## START READING PASSAGE
Binomial Theorem

Let $n$ be a nonnegative integer. Then

\[\sum_{k=0}^n 2^k\left(\begin{array}{l} n \\ k \end{array}\right)=3^n \]

Proof: We recognize that the left-hand side of this formula is the expansion of $(1+2)^n$ provided by the binomial theorem. Therefore, by the binomial theorem, we see that

\[(1+2)^n=\sum_{k=0}^n\left(\begin{array}{l} n \\ k \end{array}\right) 1^{n-k} 2^k=\sum_{k=0}^n\left(\begin{array}{l} n \\ k \end{array}\right) 2^k . \]

Hence

\[\sum_{k=0}^n 2^k\left(\begin{array}{l} n \\ k \end{array}\right)=3^n \]

实际上就是直接展开.
## END READING PASSAGE
YOUR TASKS
1. Decide whether each statement agrees with the binomial theorem passage. For each, answer yes or no and quote the words of the passage that settle it.
(a) The stated identity is claimed for every nonnegative integer n.
(b) The proof treats the left-hand side as the expansion of (1+3)^n.
(c) The proof concludes that the sum equals 2^n.
2. Echo the entries, copying each line unchanged, from the first line of the entries through the line holding "table-row [53,489,619,533]", inclusive.
## START WORKING DATA
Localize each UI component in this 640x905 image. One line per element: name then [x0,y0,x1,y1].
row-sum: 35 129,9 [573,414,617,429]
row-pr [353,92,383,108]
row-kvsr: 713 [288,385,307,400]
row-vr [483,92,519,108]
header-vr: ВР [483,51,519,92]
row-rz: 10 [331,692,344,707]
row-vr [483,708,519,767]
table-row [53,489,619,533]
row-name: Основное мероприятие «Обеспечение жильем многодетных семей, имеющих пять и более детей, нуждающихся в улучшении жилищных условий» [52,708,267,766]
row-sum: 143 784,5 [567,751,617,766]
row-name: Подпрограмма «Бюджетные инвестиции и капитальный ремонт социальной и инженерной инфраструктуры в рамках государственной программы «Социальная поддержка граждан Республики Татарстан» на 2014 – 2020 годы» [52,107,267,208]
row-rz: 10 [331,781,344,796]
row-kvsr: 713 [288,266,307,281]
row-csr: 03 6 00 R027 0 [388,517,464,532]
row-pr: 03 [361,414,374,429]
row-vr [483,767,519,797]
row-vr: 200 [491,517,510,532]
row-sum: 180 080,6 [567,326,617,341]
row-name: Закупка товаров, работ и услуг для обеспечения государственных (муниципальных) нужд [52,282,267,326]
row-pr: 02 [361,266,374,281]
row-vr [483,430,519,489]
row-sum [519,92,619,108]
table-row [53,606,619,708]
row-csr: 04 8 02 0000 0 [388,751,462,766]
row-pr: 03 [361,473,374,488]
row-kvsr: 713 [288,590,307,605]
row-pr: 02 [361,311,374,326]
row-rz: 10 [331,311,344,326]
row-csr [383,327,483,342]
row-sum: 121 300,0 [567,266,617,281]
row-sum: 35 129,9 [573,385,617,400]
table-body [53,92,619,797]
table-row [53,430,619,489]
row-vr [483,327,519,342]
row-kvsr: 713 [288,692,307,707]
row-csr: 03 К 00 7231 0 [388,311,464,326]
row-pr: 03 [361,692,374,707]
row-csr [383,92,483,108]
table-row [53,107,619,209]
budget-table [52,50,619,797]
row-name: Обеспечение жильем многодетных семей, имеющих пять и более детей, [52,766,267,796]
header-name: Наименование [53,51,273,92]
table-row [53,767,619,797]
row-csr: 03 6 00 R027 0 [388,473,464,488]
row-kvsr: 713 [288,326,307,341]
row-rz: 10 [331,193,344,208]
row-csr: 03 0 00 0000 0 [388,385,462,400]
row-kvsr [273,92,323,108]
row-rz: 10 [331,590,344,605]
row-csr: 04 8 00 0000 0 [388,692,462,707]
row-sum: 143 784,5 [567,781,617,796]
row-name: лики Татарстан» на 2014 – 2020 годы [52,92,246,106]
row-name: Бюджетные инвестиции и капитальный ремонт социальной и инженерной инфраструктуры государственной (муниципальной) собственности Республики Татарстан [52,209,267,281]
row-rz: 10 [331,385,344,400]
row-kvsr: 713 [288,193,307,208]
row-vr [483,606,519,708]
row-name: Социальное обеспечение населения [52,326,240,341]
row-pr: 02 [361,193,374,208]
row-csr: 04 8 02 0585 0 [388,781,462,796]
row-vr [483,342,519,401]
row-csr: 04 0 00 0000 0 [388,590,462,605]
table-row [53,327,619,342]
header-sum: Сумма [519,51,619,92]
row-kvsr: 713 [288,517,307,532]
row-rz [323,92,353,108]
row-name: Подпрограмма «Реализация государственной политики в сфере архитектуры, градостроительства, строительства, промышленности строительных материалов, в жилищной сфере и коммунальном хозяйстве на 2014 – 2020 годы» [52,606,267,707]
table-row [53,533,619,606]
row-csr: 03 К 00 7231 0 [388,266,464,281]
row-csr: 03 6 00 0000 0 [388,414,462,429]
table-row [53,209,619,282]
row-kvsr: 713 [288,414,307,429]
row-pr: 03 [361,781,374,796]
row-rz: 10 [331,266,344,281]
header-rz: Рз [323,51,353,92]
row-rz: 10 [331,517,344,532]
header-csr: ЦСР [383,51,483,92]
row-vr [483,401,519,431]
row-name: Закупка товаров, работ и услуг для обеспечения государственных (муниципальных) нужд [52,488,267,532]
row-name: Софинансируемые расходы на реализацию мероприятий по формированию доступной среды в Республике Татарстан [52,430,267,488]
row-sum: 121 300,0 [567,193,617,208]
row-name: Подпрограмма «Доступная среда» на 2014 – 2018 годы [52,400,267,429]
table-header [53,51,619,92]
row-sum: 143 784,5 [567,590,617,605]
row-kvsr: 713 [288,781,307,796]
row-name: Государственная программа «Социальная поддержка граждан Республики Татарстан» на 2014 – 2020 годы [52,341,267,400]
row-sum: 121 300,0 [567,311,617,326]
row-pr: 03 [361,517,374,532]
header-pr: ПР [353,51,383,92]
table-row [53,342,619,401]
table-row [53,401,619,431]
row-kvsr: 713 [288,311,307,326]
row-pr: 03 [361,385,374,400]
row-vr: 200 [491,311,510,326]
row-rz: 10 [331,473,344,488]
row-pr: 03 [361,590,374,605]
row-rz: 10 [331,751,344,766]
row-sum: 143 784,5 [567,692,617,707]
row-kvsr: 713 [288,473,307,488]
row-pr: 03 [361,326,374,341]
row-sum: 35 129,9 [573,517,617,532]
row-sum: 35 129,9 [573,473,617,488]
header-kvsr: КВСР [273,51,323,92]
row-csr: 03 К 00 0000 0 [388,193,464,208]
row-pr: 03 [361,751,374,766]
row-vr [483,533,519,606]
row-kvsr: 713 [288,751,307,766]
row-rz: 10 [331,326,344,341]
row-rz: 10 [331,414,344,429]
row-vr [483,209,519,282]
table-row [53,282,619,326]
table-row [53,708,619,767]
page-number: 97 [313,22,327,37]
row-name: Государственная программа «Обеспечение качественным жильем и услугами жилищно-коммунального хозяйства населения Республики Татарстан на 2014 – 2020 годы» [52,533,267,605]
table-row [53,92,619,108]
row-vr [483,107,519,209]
## END WORKING DATA
SOLUTIONS TO THE PROBLEMS
1.
(a) Yes: "Let $n$ be a nonnegative integer."
(b) No: "the left-hand side of this formula is the expansion of $(1+2)^n$ provided by the binomial theorem"
(c) No: "\[\sum_{k=0}^n 2^k\left(\begin{array}{l} n \\ k \end{array}\right)=3^n \]"

2.
Localize each UI component in this 640x905 image. One line per element: name then [x0,y0,x1,y1].
row-sum: 35 129,9 [573,414,617,429]
row-pr [353,92,383,108]
row-kvsr: 713 [288,385,307,400]
row-vr [483,92,519,108]
header-vr: ВР [483,51,519,92]
row-rz: 10 [331,692,344,707]
row-vr [483,708,519,767]
table-row [53,489,619,533]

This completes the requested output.